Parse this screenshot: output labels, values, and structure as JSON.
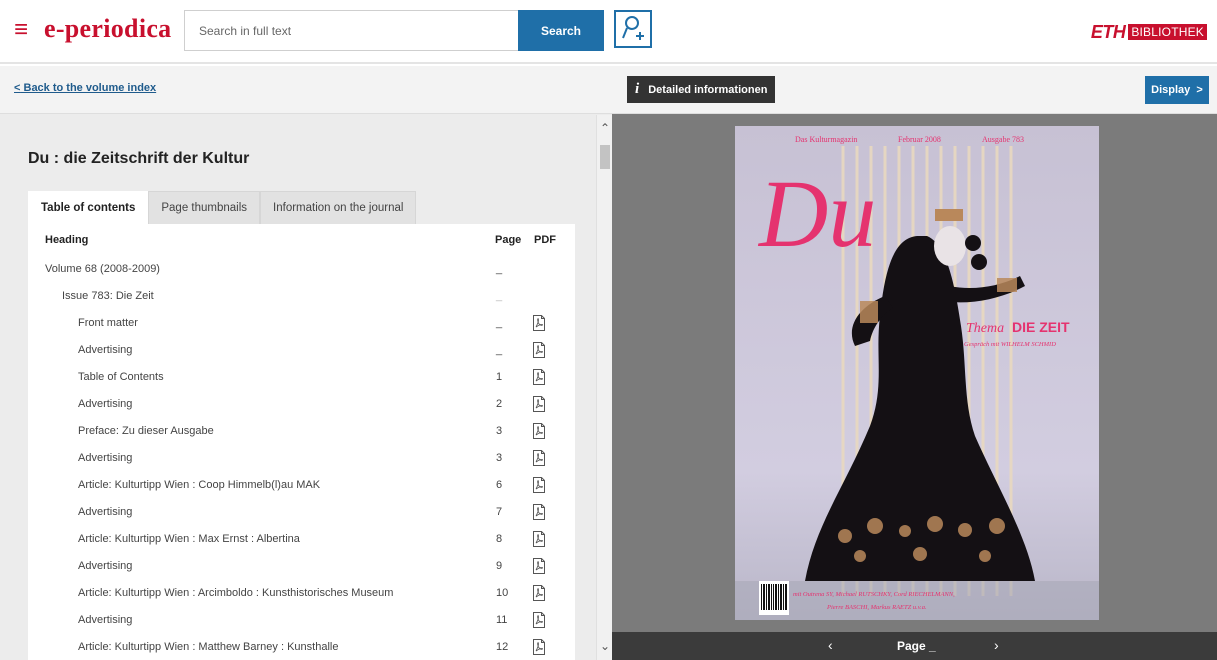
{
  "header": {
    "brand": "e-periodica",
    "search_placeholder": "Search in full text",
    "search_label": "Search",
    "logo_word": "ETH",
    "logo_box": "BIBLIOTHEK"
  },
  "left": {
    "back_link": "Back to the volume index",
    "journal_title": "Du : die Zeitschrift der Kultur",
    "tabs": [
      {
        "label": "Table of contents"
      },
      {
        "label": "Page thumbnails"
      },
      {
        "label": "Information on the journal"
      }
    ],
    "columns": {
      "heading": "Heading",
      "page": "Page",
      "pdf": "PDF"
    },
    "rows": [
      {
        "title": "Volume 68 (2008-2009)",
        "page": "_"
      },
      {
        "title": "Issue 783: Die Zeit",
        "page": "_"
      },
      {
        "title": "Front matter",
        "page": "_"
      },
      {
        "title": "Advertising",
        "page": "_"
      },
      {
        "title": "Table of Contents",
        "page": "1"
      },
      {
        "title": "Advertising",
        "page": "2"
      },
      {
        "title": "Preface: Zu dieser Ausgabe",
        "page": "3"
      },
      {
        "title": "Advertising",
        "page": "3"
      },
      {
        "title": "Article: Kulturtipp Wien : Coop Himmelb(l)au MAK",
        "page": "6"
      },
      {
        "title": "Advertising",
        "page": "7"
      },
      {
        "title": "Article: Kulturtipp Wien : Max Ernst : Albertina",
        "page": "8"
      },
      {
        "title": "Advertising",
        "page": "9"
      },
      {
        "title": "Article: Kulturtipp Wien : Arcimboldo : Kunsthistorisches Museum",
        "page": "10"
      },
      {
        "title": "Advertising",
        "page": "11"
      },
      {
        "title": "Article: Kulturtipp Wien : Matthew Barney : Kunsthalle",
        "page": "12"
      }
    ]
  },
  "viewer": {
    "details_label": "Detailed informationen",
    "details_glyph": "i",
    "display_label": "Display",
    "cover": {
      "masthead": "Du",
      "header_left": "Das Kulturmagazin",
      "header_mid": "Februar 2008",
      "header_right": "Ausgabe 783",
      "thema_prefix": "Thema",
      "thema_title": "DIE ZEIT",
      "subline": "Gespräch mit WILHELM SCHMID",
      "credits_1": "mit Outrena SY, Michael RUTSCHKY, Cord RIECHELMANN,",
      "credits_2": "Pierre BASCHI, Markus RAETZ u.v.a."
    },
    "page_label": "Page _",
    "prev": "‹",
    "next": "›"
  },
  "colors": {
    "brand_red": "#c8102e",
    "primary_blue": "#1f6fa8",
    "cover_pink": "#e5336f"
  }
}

● ● ● ● ● ● ●

[Problem statement]
In the entries above, how many lines contain the word "Wien"? Answer with the number only.

[Exercise answer]
4